**Отрывок со страницы**
>>>>

Смерть Рихмана не только потрясла
Ломоносова, как ученого и человека, — она снова столкнула его со всеми
мерзостями, творившимися в Академии наук. До сих пор мало известно
другое письмо о Рихмане, написанное Ломоносовым Михаилу Илларионовичу
Воронцову 30 августа 1753 года. Ломоносов продолжает настойчиво
хлопотать об обеспечении оставшейся без всяких средств семьи
замечательного ученого.
Вдова Рихмана, писал Ломоносов
Воронцову, «оставшись с тремя малыми детьми, не видит еще признаку той
надежды о показании милости, которую все прежде ее профессорские вдовы
имели, получая за целый год мужей своих жалованье. А у Рихмановой и за
тот день жалованье вычтено, в которой он скончался, несмотря на то, что
он поутру того же дня был в собрании. Он потерял свою жизнь, отправляя
положенную на него должность… то кажется, что его сирот больше наградить
должно».
Глубокое негодование охватывало
Ломоносова, когда он видел, как сводят счеты не только с ним самим, но и
мстят его друзьям, даже их сиротам. Не напрасно был он обеспокоен и
тем. как бы «сей случай не был протолкован противу приращения наук».
Кругом действительно поднялось
невежественное шипение. Граф Р. И. Воронцов, старший брат М. И.
Воронцова, к великодушию которого взывал Ломоносов, был возмущен самим
изобретением «громовой машины», в которой видел «дерзкое испытание
природы». Вельможа В. А. Нащокин злорадно глумился над памятью
несчастного ученого. «Машиною старался… от идущего грома людей спасти, —
записал Нащокин в своем дневнике о Рихмане, — но с ним прежде всех
случилось при той самой сделанной машине».

<<<<

**Исходные материалы**
>>>>

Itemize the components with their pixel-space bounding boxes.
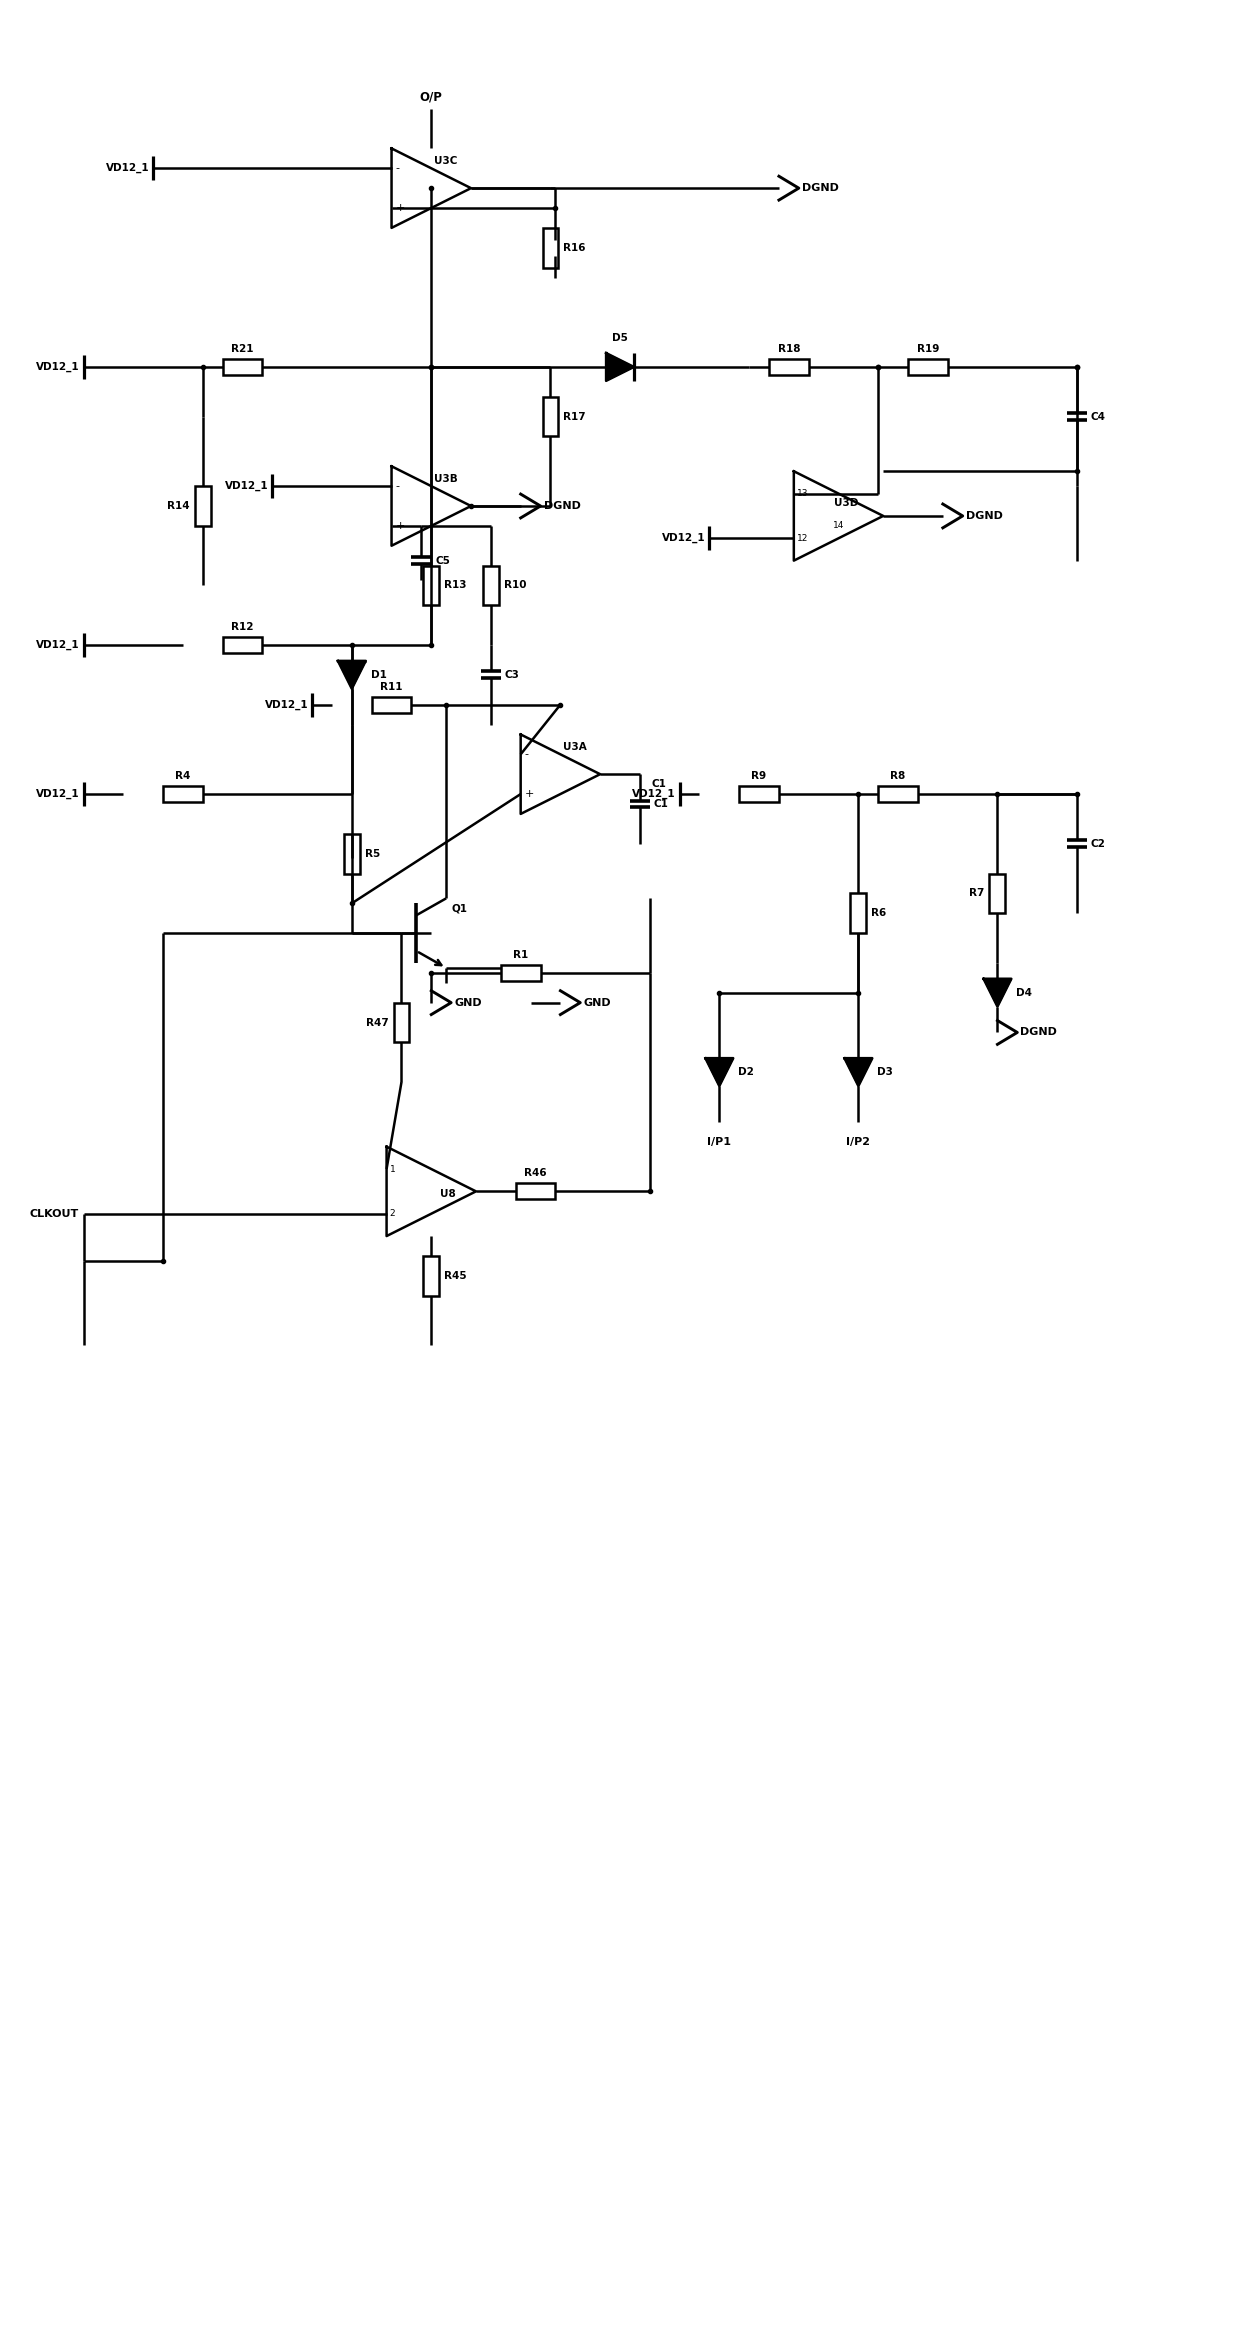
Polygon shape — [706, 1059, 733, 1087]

<<<<

**Задания**
A: Воспроизведите дословно кусок текста о гибели Рихмана: начните с места, где стоят слова «Глубокое негодование охватывало», и остановитесь после слов «старший брат М. И.».
B: Напишите продолжение текста о гибели Рихмана, начиная сразу после последнего приведенного в нем предложения.
Листинг для этого не нужен.

**Письменные ответы**
A:
Глубокое негодование охватывало
Ломоносова, когда он видел, как сводят счеты не только с ним самим, но и
мстят его друзьям, даже их сиротам. Не напрасно был он обеспокоен и
тем. как бы «сей случай не был протолкован противу приращения наук».
Кругом действительно поднялось
невежественное шипение. Граф Р. И. Воронцов, старший брат М. И.

B:
Люди «старого покроя», оберегавшие
устои феодального мировоззрения, отлично понимали, какую опасность
представляет для них новая наука. Их легко было поднять и возбудить
против ученых, пытающихся свести огонь с неба. Это прекрасно сообразил
Шумахер. Он сделал немедленное представление Разумовскому об отмене
торжественного собрания в Академии наук, назначенного на 5 сентября,
причем главною причиною выставлял смерть Рихмана. Шумахер ни словом ни
обмолвился о сделанном им представлении, и академики занялись
обсуждением предстоящего собрания, где на речь Ломоносова должен был
отвечать Гришов. 18 августа Шумахер написал изысканно вежливое письмо
Ломоносову, в котором просил его переговорить с Гришовым до конференции,
«чтобы расположить его к тому». Когда же Ломоносов обратился к Гришову,
тот прямо ему отрезал, что «актус будет отложен». Самые тяжелые
подозрения зашевелились у Ломоносова. 23 августа пришло из Москвы
извещение, что резолюция «с представлением канцелярии согласная
последовать имеет». Взволнованный Ломоносов тотчас же написал горячее
письмо Разумовскому и, по-видимому, был поддержан Шуваловым. Ответом
было весьма неожиданное для Шумахера предложение Разумовского собрать
публичную ассамблею в этом же году, «дабы господин Ломоносов с новыми
своими изобретениями между учеными людьми в Эвропе не упоздал».
Письмо Разумовского было получено в
Петербурге 18 октября. Оно нимало не обескуражило Шумахера, который
теперь решил выдвинуть против Ломоносова «ученые» аргументы. Письменные
«сумнительства» были составлены академиком Августином Гришовым и
поддержаны Брауном. 28 октября Академическая конференция в отсутствие
Ломоносова постановила, чтобы он опровергнул эти «сумнительства».
Ломоносов был оскорблен таким ходом
дела. Стиснув зубы, он сел составлять ответ. В то же время он ставил и
новые опыты по электричеству. 30 октября он подал рапорт в Академическую
канцелярию с просьбой выдать ему на дом до публичного акта только что
полученные «из-за моря» «новые електрические шары со станком»,
необходимые «к большему исследованию моей теории».
1 ноября Ломоносов выступил со своими
возражениями на предъявленные ему «сумнительства», и собрание, признав
их убедительными, постановило речь Ломоносова напечатать. Но на этом его
злоключения отнюдь не кончились. В тот же день, 1 ноября, доведенный до
крайнего ожесточения, Ломоносов пишет Шувалову, что Шумахер, невзирая
на ордер Разумовского, употребил «коварные происки» для того, чтобы
задержать его речь. «Правда, что он всегда был высоких наук, а
следовательно и мой ненавистник и всех профессоров гонитель и коварный
злохитростной приводчик в несогласие и враждование, однако, ныне стал
еще вдвое, имея двойные интересы, то есть прегордого невежду,
высокомысленного фарисея зятя своего Тауберта».
В этой накаленной атмосфере борьбы за
науку и произошел памятный инцидент на заседании 3 ноября, бесстрастно
доложенный архивариусом Стафенгагеном.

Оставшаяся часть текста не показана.